# Brief
Drop all pictures and repeat exactly the lines from the line holding "Serialize everything readable" through the end of the records.

# Given data
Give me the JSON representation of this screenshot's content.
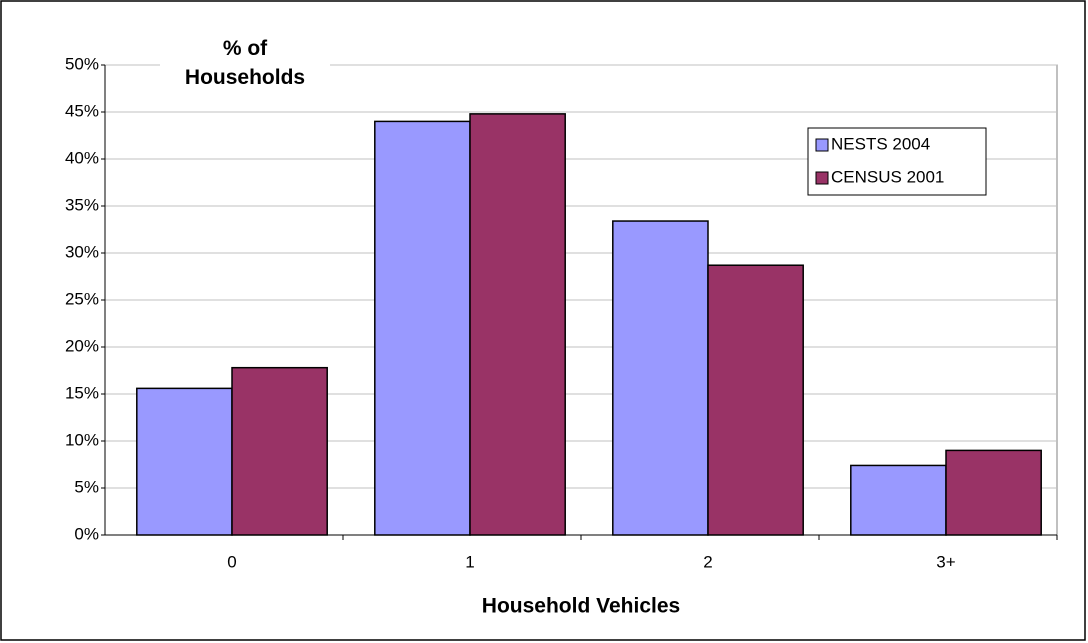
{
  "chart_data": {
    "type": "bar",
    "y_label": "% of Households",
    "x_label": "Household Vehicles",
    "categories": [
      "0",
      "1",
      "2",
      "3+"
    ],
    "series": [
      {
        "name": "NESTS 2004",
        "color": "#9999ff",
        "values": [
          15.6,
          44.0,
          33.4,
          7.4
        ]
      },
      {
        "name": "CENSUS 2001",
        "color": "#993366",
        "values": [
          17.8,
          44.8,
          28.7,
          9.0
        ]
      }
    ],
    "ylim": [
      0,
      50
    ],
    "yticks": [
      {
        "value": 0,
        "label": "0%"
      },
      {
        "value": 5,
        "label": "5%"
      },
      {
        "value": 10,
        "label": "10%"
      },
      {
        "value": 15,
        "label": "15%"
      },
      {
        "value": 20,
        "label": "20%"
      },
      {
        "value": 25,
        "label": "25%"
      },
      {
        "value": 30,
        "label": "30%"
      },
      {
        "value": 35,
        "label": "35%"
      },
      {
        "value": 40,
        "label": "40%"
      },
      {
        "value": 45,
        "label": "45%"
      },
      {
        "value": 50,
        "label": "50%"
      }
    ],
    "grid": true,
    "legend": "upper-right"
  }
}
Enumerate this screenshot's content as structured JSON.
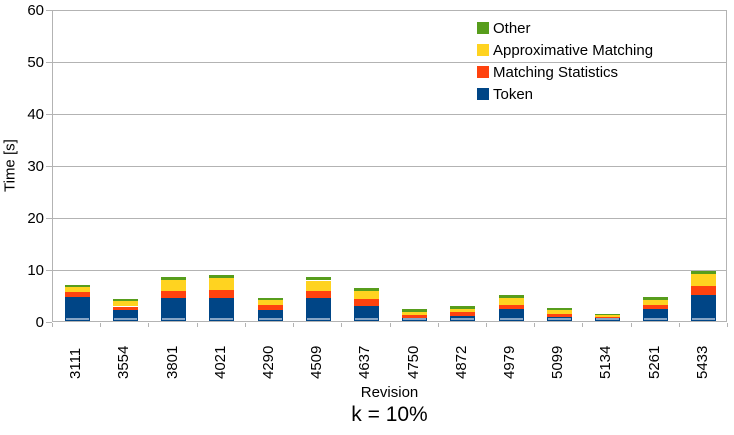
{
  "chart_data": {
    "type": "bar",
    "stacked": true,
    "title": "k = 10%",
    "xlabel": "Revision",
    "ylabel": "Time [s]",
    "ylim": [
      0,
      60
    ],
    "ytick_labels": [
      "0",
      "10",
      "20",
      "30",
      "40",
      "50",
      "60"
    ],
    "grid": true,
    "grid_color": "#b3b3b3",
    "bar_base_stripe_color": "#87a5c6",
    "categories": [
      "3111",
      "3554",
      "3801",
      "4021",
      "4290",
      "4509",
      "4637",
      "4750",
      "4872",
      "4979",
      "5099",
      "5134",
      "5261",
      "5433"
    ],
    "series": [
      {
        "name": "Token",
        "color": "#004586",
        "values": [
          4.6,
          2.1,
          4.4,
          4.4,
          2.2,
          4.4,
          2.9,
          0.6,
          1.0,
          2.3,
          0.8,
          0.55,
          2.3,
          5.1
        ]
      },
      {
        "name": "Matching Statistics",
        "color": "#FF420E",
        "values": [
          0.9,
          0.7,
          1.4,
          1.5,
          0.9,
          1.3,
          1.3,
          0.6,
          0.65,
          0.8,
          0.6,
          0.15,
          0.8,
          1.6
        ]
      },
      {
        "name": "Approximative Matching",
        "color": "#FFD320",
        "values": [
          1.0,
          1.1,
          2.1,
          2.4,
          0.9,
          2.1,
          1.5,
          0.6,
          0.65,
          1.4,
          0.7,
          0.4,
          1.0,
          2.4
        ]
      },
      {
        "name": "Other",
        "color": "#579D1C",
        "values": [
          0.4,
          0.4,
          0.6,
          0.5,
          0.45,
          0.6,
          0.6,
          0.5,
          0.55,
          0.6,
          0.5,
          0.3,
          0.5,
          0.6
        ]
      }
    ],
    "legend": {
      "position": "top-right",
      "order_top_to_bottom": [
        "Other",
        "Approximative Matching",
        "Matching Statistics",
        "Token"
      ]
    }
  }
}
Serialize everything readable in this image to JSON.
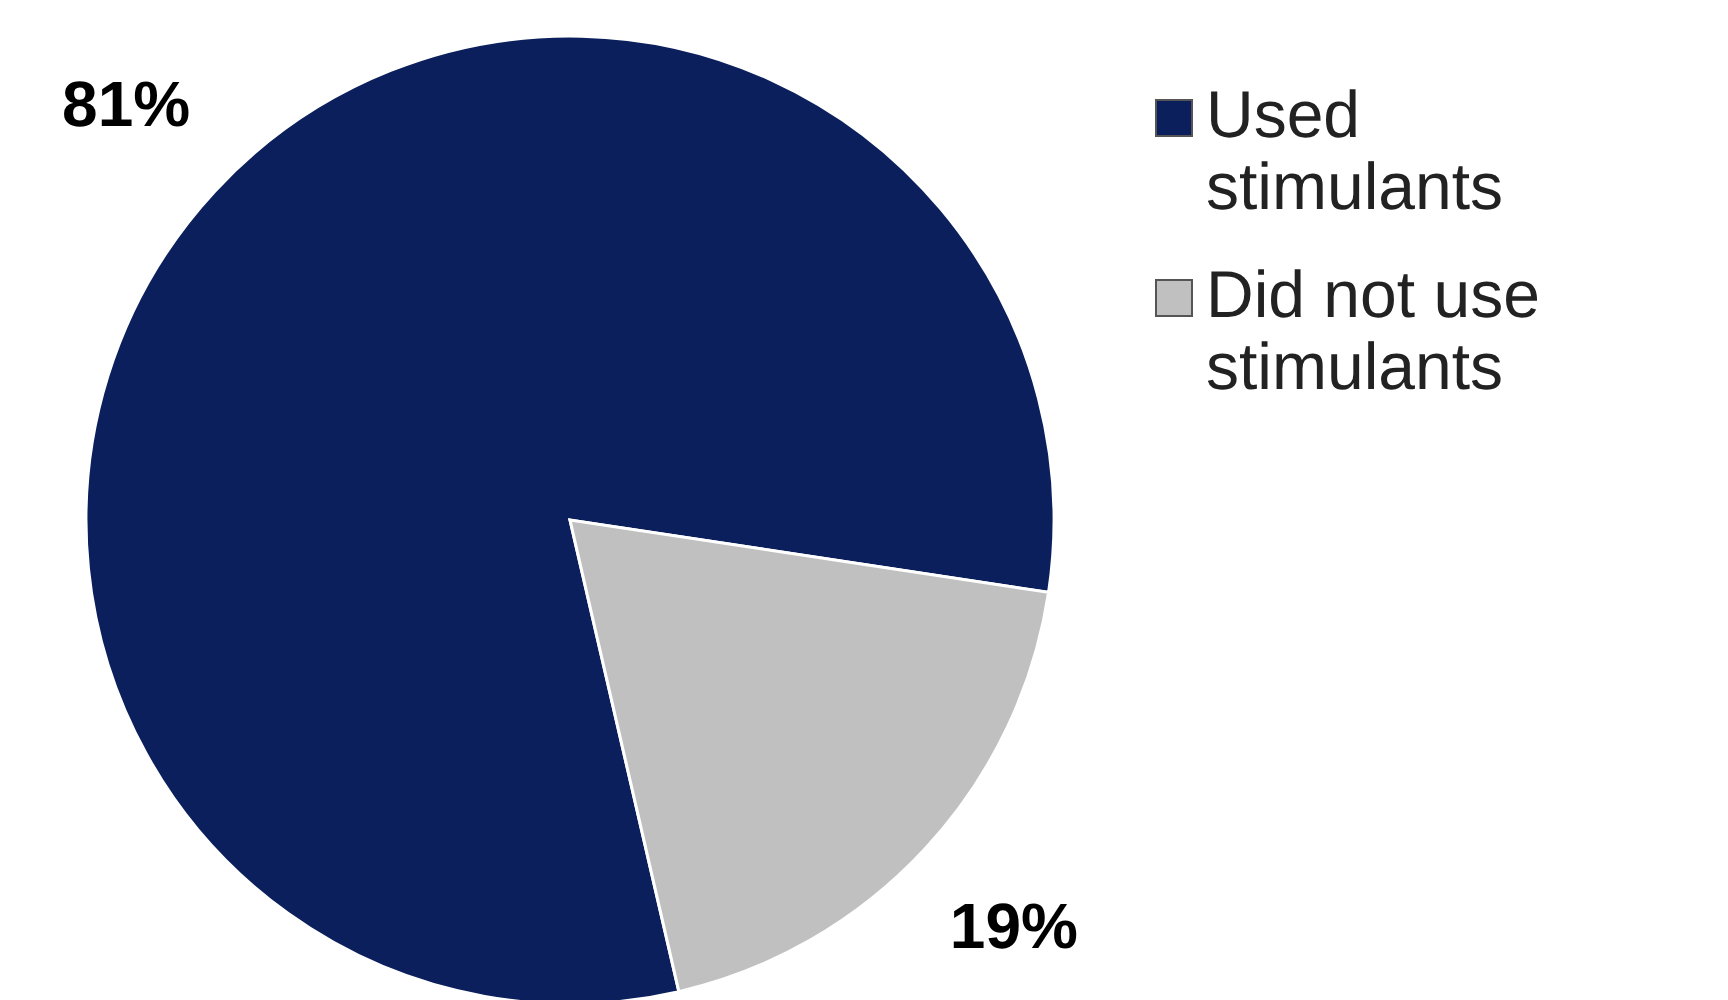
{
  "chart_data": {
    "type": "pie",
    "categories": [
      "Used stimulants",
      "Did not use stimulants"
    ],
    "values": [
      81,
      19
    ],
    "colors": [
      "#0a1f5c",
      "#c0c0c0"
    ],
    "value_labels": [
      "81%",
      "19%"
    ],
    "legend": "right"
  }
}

# Exercise solution
Serialize everything readable in this image to JSON.
{
  "chart_data": {
    "type": "pie",
    "categories": [
      "Used stimulants",
      "Did not use stimulants"
    ],
    "values": [
      81,
      19
    ],
    "colors": [
      "#0a1f5c",
      "#c0c0c0"
    ],
    "value_labels": [
      "81%",
      "19%"
    ],
    "legend": "right"
  }
}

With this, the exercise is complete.